## Directive
Go through the material below and report how many lines contain "Стандартная". Give only the number.

## Recorded data
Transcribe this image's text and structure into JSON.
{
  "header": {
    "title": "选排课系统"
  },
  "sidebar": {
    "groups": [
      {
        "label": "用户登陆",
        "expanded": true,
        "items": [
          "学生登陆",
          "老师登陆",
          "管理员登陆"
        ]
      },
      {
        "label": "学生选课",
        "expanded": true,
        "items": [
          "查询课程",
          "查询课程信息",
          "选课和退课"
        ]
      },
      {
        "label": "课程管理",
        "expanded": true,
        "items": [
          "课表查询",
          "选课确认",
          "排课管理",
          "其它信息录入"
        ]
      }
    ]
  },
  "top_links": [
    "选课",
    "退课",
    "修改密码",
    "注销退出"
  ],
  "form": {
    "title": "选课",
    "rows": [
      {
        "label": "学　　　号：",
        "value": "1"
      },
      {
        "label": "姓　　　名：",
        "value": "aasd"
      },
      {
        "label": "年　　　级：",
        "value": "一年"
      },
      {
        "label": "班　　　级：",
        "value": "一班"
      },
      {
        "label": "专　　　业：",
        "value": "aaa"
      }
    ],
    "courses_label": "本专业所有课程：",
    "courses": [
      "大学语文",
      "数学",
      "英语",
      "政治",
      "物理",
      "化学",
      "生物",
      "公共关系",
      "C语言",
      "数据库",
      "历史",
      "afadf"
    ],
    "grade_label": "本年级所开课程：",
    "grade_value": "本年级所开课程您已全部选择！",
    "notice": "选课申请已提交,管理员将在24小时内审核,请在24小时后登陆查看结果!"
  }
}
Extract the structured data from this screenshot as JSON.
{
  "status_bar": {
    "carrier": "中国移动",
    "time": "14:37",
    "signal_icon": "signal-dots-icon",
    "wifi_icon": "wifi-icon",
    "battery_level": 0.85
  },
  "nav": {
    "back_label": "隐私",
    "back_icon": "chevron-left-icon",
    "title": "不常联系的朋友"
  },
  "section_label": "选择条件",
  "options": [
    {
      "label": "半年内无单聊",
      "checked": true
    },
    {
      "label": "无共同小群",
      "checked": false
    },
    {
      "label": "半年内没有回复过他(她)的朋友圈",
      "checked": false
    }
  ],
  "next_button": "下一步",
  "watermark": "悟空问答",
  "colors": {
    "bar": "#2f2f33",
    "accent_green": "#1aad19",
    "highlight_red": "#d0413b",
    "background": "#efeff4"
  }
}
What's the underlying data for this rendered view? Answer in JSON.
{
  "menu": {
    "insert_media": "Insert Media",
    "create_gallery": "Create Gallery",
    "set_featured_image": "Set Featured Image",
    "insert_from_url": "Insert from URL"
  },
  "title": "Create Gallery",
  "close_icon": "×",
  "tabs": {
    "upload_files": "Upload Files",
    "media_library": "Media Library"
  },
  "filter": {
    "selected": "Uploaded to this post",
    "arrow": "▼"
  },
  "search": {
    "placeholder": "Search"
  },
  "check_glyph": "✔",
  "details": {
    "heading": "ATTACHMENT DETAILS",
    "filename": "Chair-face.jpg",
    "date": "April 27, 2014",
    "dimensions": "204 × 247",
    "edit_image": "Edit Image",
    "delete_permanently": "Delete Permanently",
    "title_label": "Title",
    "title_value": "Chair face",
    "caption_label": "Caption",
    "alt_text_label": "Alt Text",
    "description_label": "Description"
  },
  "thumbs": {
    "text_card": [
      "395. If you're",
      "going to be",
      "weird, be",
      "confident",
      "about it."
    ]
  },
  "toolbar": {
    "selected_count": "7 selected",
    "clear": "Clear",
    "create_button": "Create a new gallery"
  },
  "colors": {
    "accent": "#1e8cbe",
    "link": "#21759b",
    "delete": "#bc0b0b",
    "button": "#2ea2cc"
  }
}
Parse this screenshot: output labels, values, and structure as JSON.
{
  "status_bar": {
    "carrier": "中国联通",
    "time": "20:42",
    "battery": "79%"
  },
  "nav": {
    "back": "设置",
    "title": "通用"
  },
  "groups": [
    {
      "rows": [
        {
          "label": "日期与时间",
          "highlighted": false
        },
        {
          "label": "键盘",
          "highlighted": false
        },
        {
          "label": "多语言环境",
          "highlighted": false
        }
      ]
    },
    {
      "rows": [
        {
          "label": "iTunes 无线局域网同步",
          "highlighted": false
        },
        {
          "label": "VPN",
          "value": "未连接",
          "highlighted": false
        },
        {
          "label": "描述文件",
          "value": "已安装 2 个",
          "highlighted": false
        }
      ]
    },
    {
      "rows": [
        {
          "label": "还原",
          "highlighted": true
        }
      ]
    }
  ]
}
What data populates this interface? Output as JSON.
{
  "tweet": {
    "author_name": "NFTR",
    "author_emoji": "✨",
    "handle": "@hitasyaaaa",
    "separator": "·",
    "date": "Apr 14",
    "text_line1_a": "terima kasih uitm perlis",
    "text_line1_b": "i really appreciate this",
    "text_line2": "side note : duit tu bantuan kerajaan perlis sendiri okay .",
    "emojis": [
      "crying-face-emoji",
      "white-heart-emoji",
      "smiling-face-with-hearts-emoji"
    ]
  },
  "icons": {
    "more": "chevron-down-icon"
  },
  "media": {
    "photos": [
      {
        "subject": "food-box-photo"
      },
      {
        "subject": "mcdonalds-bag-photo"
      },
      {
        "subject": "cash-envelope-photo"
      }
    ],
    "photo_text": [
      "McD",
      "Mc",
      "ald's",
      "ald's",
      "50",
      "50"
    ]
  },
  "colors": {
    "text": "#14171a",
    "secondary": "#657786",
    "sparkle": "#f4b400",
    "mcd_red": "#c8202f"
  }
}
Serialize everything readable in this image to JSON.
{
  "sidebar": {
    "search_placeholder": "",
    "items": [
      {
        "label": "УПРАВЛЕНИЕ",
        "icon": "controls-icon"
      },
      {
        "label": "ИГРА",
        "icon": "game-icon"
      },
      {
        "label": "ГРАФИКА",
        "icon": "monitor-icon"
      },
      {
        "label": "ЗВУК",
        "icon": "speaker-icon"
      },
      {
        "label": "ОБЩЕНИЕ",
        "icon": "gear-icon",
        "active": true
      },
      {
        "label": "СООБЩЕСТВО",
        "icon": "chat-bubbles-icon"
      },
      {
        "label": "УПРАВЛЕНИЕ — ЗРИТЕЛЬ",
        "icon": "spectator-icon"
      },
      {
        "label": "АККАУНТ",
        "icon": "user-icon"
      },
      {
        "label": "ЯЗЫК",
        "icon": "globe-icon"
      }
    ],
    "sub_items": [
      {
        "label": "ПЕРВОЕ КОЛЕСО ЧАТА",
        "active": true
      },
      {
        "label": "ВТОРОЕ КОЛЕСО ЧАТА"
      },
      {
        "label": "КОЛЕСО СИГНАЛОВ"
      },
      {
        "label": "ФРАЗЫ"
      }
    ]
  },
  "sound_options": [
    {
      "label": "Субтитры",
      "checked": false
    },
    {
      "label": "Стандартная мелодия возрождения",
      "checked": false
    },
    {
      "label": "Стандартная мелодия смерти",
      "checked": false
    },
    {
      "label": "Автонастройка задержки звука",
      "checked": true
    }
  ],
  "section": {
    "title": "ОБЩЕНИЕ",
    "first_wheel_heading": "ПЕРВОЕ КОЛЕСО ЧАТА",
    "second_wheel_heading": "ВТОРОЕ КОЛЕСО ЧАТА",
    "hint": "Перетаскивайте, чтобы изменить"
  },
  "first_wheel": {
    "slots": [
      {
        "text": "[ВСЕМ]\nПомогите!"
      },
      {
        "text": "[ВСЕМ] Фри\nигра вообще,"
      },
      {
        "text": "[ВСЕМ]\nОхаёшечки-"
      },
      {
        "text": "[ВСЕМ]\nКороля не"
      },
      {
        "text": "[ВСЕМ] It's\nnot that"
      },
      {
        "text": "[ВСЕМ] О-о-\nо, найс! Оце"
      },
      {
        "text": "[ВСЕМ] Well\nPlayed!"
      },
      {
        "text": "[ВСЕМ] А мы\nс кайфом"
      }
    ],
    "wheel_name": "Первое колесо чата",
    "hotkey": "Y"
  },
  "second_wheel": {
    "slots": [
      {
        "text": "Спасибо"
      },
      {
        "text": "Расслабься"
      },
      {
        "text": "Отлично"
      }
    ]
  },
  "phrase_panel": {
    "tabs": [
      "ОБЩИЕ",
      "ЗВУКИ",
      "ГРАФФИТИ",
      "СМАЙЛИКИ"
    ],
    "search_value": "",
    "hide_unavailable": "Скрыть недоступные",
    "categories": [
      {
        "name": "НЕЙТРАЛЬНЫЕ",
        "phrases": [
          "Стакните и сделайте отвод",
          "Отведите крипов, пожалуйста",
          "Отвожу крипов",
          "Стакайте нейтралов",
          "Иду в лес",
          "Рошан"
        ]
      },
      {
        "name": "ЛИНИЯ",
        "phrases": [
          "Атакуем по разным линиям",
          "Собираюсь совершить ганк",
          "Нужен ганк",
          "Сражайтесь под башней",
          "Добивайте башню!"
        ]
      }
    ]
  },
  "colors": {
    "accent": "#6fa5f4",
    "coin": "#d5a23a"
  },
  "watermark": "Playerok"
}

## Reply to the task
2